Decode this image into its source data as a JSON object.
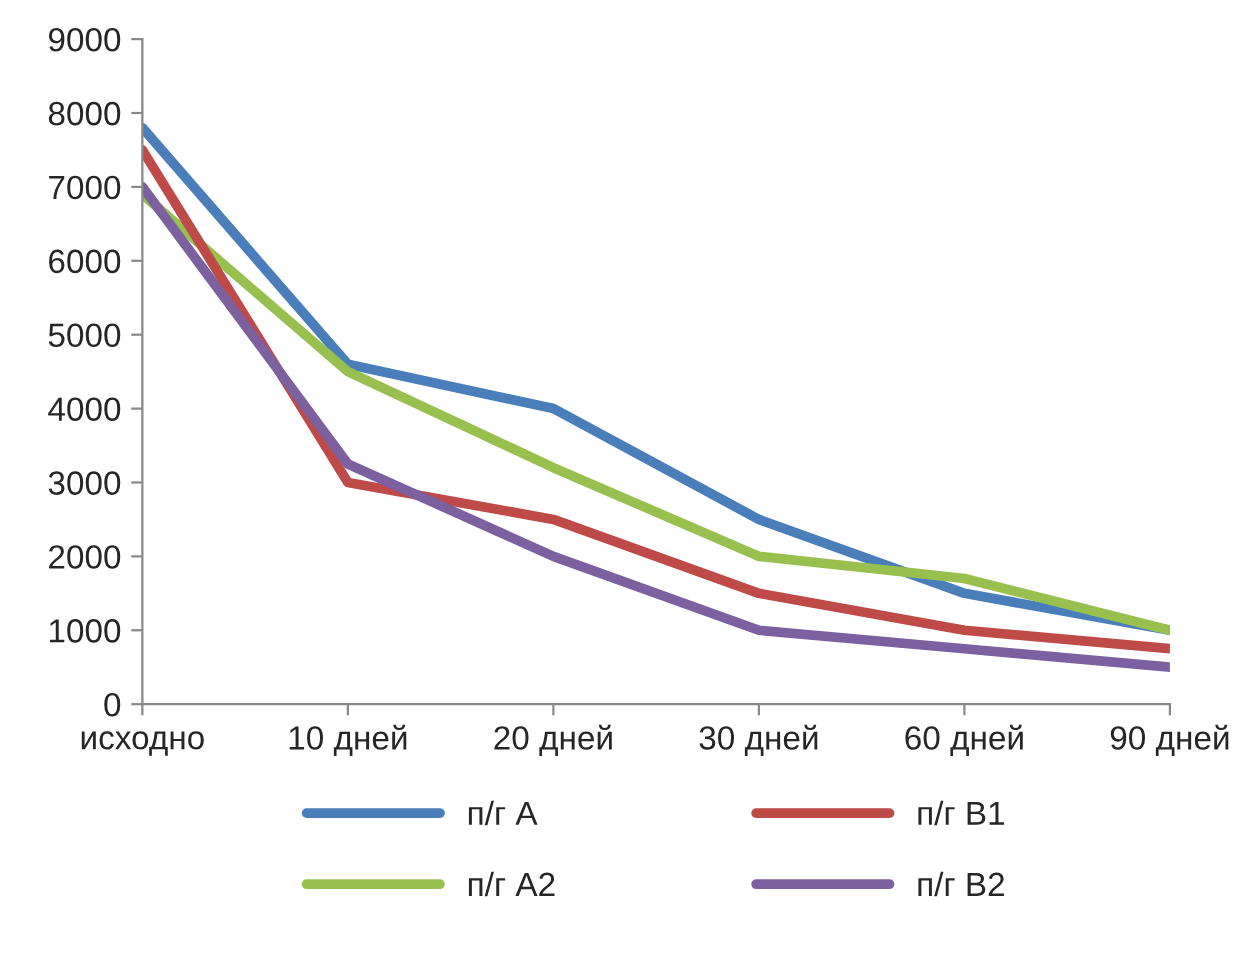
{
  "chart_data": {
    "type": "line",
    "categories": [
      "исходно",
      "10 дней",
      "20 дней",
      "30 дней",
      "60 дней",
      "90 дней"
    ],
    "series": [
      {
        "name": "п/г А",
        "color": "#4a7ebb",
        "values": [
          7800,
          4600,
          4000,
          2500,
          1500,
          1000
        ]
      },
      {
        "name": "п/г А2",
        "color": "#98c04f",
        "values": [
          6900,
          4500,
          3200,
          2000,
          1700,
          1000
        ]
      },
      {
        "name": "п/г В1",
        "color": "#be4b48",
        "values": [
          7500,
          3000,
          2500,
          1500,
          1000,
          750
        ]
      },
      {
        "name": "п/г В2",
        "color": "#7d60a0",
        "values": [
          7000,
          3250,
          2000,
          1000,
          750,
          500
        ]
      }
    ],
    "ylim": [
      0,
      9000
    ],
    "yticks": [
      0,
      1000,
      2000,
      3000,
      4000,
      5000,
      6000,
      7000,
      8000,
      9000
    ],
    "grid": false,
    "legend": "bottom",
    "marker": "none",
    "line_style": "solid"
  }
}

Instruction: List the lines of the material in which the word "name" occurs.

Solution for this task:
        "name": "п/г А",
        "name": "п/г А2",
        "name": "п/г В1",
        "name": "п/г В2",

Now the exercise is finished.